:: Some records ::
────────────────

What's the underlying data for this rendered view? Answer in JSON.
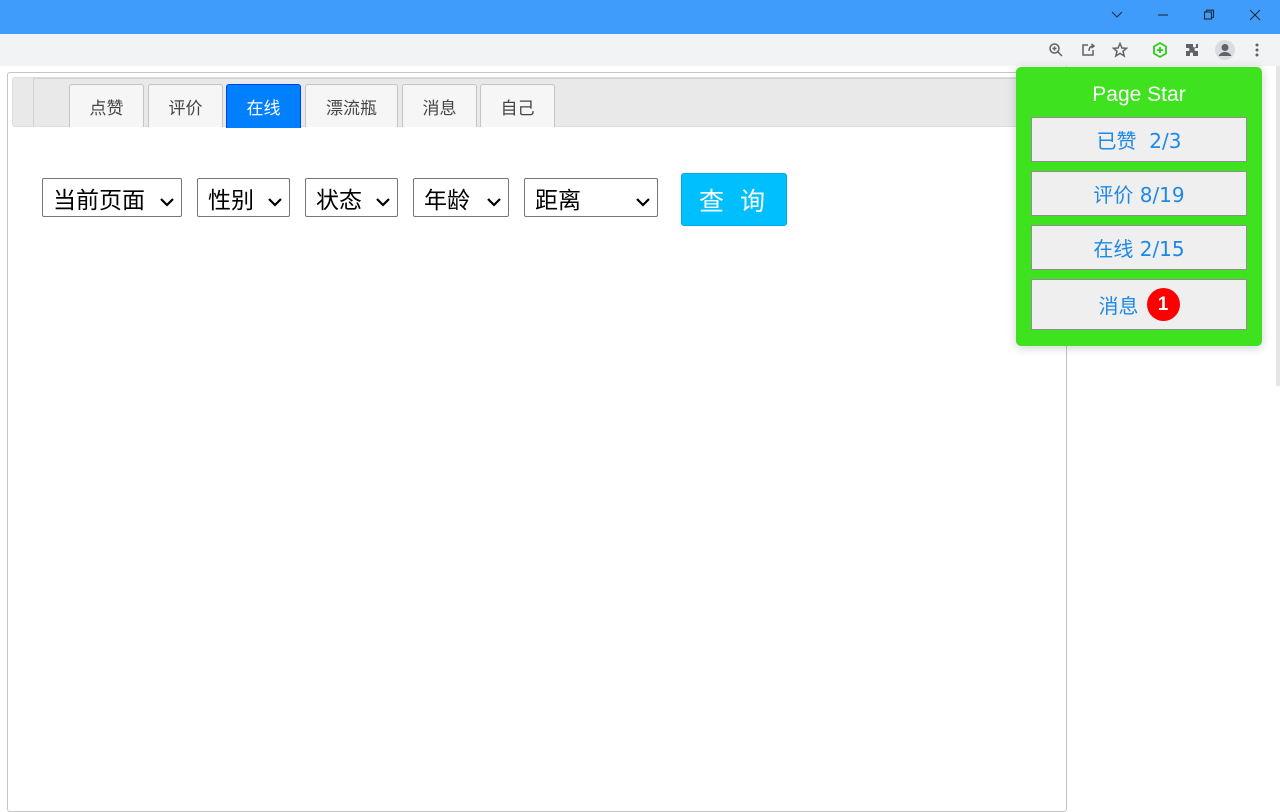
{
  "browser": {
    "window_controls": {
      "tab_search_icon": "chevron-down",
      "minimize_icon": "minimize",
      "restore_icon": "restore",
      "close_icon": "close"
    },
    "toolbar_icons": [
      "zoom-icon",
      "share-icon",
      "star-icon",
      "extension-puzzle-green-icon",
      "extensions-icon",
      "profile-icon",
      "more-menu-icon"
    ]
  },
  "dialog": {
    "tabs": [
      {
        "label": "点赞",
        "active": false
      },
      {
        "label": "评价",
        "active": false
      },
      {
        "label": "在线",
        "active": true
      },
      {
        "label": "漂流瓶",
        "active": false
      },
      {
        "label": "消息",
        "active": false
      },
      {
        "label": "自己",
        "active": false
      }
    ],
    "close_icon": "close-x"
  },
  "filters": {
    "page_select": "当前页面",
    "gender_select": "性别",
    "status_select": "状态",
    "age_select": "年龄",
    "distance_select": "距离",
    "query_button": "查 询"
  },
  "page_star": {
    "title": "Page Star",
    "liked": "已赞  2/3",
    "reviews": "评价 8/19",
    "online": "在线 2/15",
    "messages": "消息",
    "messages_badge": "1"
  },
  "colors": {
    "titlebar": "#3f9cfb",
    "active_tab": "#007fff",
    "query_button": "#00bfff",
    "page_star_bg": "#3ee21f",
    "link_blue": "#1e88e5",
    "badge_red": "#ff0000"
  }
}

────────────────

:: REQUEST ::
Leave the pictures out, and print every line of the listing exactly as written.

:: REPLY TO THE TASK ::
What's the underlying data for this rendered view? Answer in JSON.
{
  "browser": {
    "window_controls": {
      "tab_search_icon": "chevron-down",
      "minimize_icon": "minimize",
      "restore_icon": "restore",
      "close_icon": "close"
    },
    "toolbar_icons": [
      "zoom-icon",
      "share-icon",
      "star-icon",
      "extension-puzzle-green-icon",
      "extensions-icon",
      "profile-icon",
      "more-menu-icon"
    ]
  },
  "dialog": {
    "tabs": [
      {
        "label": "点赞",
        "active": false
      },
      {
        "label": "评价",
        "active": false
      },
      {
        "label": "在线",
        "active": true
      },
      {
        "label": "漂流瓶",
        "active": false
      },
      {
        "label": "消息",
        "active": false
      },
      {
        "label": "自己",
        "active": false
      }
    ],
    "close_icon": "close-x"
  },
  "filters": {
    "page_select": "当前页面",
    "gender_select": "性别",
    "status_select": "状态",
    "age_select": "年龄",
    "distance_select": "距离",
    "query_button": "查 询"
  },
  "page_star": {
    "title": "Page Star",
    "liked": "已赞  2/3",
    "reviews": "评价 8/19",
    "online": "在线 2/15",
    "messages": "消息",
    "messages_badge": "1"
  },
  "colors": {
    "titlebar": "#3f9cfb",
    "active_tab": "#007fff",
    "query_button": "#00bfff",
    "page_star_bg": "#3ee21f",
    "link_blue": "#1e88e5",
    "badge_red": "#ff0000"
  }
}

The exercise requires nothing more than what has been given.